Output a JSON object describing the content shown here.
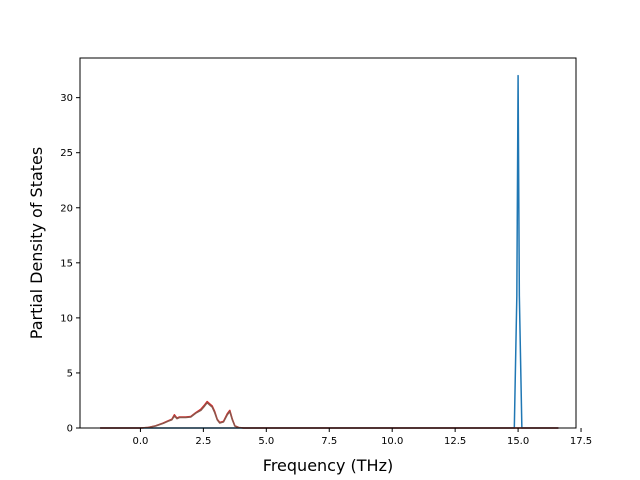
{
  "chart_data": {
    "type": "line",
    "title": "",
    "xlabel": "Frequency (THz)",
    "ylabel": "Partial Density of States",
    "xlim": [
      -2.4,
      17.3
    ],
    "ylim": [
      0,
      33.6
    ],
    "x_ticks": [
      0.0,
      2.5,
      5.0,
      7.5,
      10.0,
      12.5,
      15.0,
      17.5
    ],
    "x_tick_labels": [
      "0.0",
      "2.5",
      "5.0",
      "7.5",
      "10.0",
      "12.5",
      "15.0",
      "17.5"
    ],
    "y_ticks": [
      0,
      5,
      10,
      15,
      20,
      25,
      30
    ],
    "y_tick_labels": [
      "0",
      "5",
      "10",
      "15",
      "20",
      "25",
      "30"
    ],
    "grid": false,
    "legend": "none",
    "series": [
      {
        "color": "#1f77b4",
        "x": [
          -1.6,
          14.85,
          14.95,
          15.0,
          15.05,
          15.15,
          16.6
        ],
        "y": [
          0,
          0,
          12,
          32.0,
          12,
          0,
          0
        ]
      },
      {
        "color": "#d62728",
        "x": [
          -1.6,
          0.0,
          0.3,
          0.6,
          0.9,
          1.1,
          1.25,
          1.35,
          1.45,
          1.55,
          1.8,
          2.0,
          2.2,
          2.4,
          2.55,
          2.65,
          2.75,
          2.85,
          2.95,
          3.05,
          3.15,
          3.3,
          3.45,
          3.55,
          3.65,
          3.75,
          3.9,
          4.1,
          16.6
        ],
        "y": [
          0,
          0,
          0.05,
          0.2,
          0.45,
          0.65,
          0.8,
          1.2,
          0.9,
          1.0,
          1.0,
          1.05,
          1.4,
          1.7,
          2.1,
          2.4,
          2.2,
          2.0,
          1.5,
          0.8,
          0.5,
          0.6,
          1.3,
          1.6,
          0.8,
          0.2,
          0.05,
          0,
          0
        ]
      },
      {
        "color": "#8c564b",
        "x": [
          -1.6,
          0.0,
          0.3,
          0.6,
          0.9,
          1.1,
          1.25,
          1.35,
          1.45,
          1.55,
          1.8,
          2.0,
          2.2,
          2.4,
          2.55,
          2.65,
          2.75,
          2.85,
          2.95,
          3.05,
          3.15,
          3.3,
          3.45,
          3.55,
          3.65,
          3.75,
          3.9,
          4.1,
          16.6
        ],
        "y": [
          0,
          0,
          0.04,
          0.18,
          0.42,
          0.62,
          0.75,
          1.1,
          0.85,
          0.95,
          0.95,
          1.0,
          1.35,
          1.6,
          2.0,
          2.3,
          2.1,
          1.9,
          1.4,
          0.75,
          0.45,
          0.55,
          1.2,
          1.5,
          0.75,
          0.18,
          0.04,
          0,
          0
        ]
      }
    ]
  }
}
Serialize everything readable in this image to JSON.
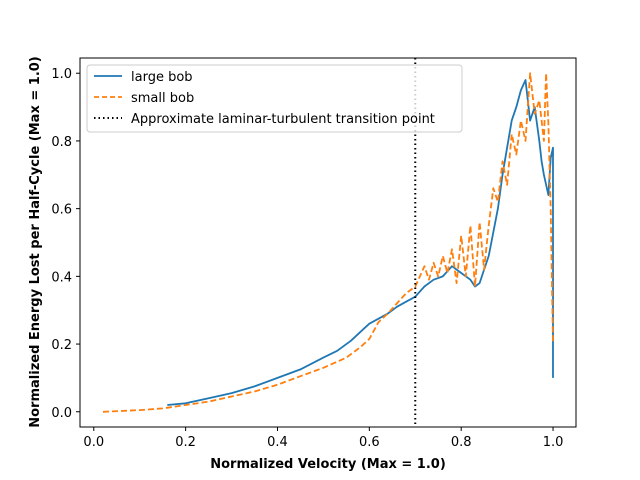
{
  "chart_data": {
    "type": "line",
    "title": "",
    "xlabel": "Normalized Velocity (Max = 1.0)",
    "ylabel": "Normalized Energy Lost per Half-Cycle (Max = 1.0)",
    "xlim": [
      -0.03,
      1.05
    ],
    "ylim": [
      -0.045,
      1.045
    ],
    "xticks": [
      0.0,
      0.2,
      0.4,
      0.6,
      0.8,
      1.0
    ],
    "xtick_labels": [
      "0.0",
      "0.2",
      "0.4",
      "0.6",
      "0.8",
      "1.0"
    ],
    "yticks": [
      0.0,
      0.2,
      0.4,
      0.6,
      0.8,
      1.0
    ],
    "ytick_labels": [
      "0.0",
      "0.2",
      "0.4",
      "0.6",
      "0.8",
      "1.0"
    ],
    "grid": false,
    "legend_position": "top-left",
    "series": [
      {
        "name": "large bob",
        "color": "#1f77b4",
        "style": "solid",
        "points": [
          [
            0.16,
            0.02
          ],
          [
            0.2,
            0.025
          ],
          [
            0.25,
            0.04
          ],
          [
            0.3,
            0.055
          ],
          [
            0.35,
            0.075
          ],
          [
            0.4,
            0.1
          ],
          [
            0.45,
            0.125
          ],
          [
            0.5,
            0.16
          ],
          [
            0.53,
            0.18
          ],
          [
            0.56,
            0.21
          ],
          [
            0.58,
            0.235
          ],
          [
            0.6,
            0.26
          ],
          [
            0.62,
            0.275
          ],
          [
            0.64,
            0.29
          ],
          [
            0.66,
            0.31
          ],
          [
            0.68,
            0.325
          ],
          [
            0.7,
            0.34
          ],
          [
            0.72,
            0.37
          ],
          [
            0.74,
            0.39
          ],
          [
            0.76,
            0.4
          ],
          [
            0.78,
            0.43
          ],
          [
            0.8,
            0.41
          ],
          [
            0.82,
            0.39
          ],
          [
            0.83,
            0.37
          ],
          [
            0.84,
            0.38
          ],
          [
            0.85,
            0.42
          ],
          [
            0.86,
            0.46
          ],
          [
            0.87,
            0.53
          ],
          [
            0.88,
            0.6
          ],
          [
            0.89,
            0.7
          ],
          [
            0.9,
            0.78
          ],
          [
            0.91,
            0.86
          ],
          [
            0.92,
            0.9
          ],
          [
            0.93,
            0.95
          ],
          [
            0.94,
            0.98
          ],
          [
            0.95,
            0.86
          ],
          [
            0.96,
            0.9
          ],
          [
            0.97,
            0.8
          ],
          [
            0.975,
            0.74
          ],
          [
            0.98,
            0.7
          ],
          [
            0.99,
            0.64
          ],
          [
            0.995,
            0.75
          ],
          [
            1.0,
            0.78
          ],
          [
            1.0,
            0.1
          ]
        ]
      },
      {
        "name": "small bob",
        "color": "#ff7f0e",
        "style": "dashed",
        "points": [
          [
            0.02,
            0.0
          ],
          [
            0.1,
            0.005
          ],
          [
            0.15,
            0.01
          ],
          [
            0.2,
            0.02
          ],
          [
            0.25,
            0.03
          ],
          [
            0.3,
            0.045
          ],
          [
            0.35,
            0.06
          ],
          [
            0.4,
            0.08
          ],
          [
            0.45,
            0.105
          ],
          [
            0.5,
            0.13
          ],
          [
            0.55,
            0.16
          ],
          [
            0.58,
            0.19
          ],
          [
            0.6,
            0.215
          ],
          [
            0.62,
            0.265
          ],
          [
            0.64,
            0.29
          ],
          [
            0.66,
            0.32
          ],
          [
            0.68,
            0.35
          ],
          [
            0.7,
            0.37
          ],
          [
            0.71,
            0.4
          ],
          [
            0.72,
            0.43
          ],
          [
            0.73,
            0.39
          ],
          [
            0.74,
            0.44
          ],
          [
            0.75,
            0.4
          ],
          [
            0.76,
            0.46
          ],
          [
            0.77,
            0.41
          ],
          [
            0.78,
            0.48
          ],
          [
            0.79,
            0.38
          ],
          [
            0.8,
            0.52
          ],
          [
            0.81,
            0.4
          ],
          [
            0.82,
            0.55
          ],
          [
            0.83,
            0.37
          ],
          [
            0.84,
            0.56
          ],
          [
            0.85,
            0.42
          ],
          [
            0.86,
            0.55
          ],
          [
            0.87,
            0.66
          ],
          [
            0.88,
            0.62
          ],
          [
            0.89,
            0.74
          ],
          [
            0.9,
            0.67
          ],
          [
            0.91,
            0.82
          ],
          [
            0.92,
            0.76
          ],
          [
            0.93,
            0.86
          ],
          [
            0.94,
            0.8
          ],
          [
            0.95,
            1.0
          ],
          [
            0.96,
            0.88
          ],
          [
            0.97,
            0.92
          ],
          [
            0.98,
            0.8
          ],
          [
            0.985,
            1.0
          ],
          [
            0.99,
            0.85
          ],
          [
            0.995,
            0.6
          ],
          [
            1.0,
            0.2
          ]
        ]
      }
    ],
    "vlines": [
      {
        "name": "Approximate laminar-turbulent transition point",
        "x": 0.7,
        "color": "#000000",
        "style": "dotted"
      }
    ]
  }
}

▶ WHAT YOU ARE ASKED TO DO
Search the material above for "style". Pull out each line where it shows up.

▶ RESPONSE TO THIS EXERCISE
        "style": "solid",
        "style": "dashed",
        "style": "dotted"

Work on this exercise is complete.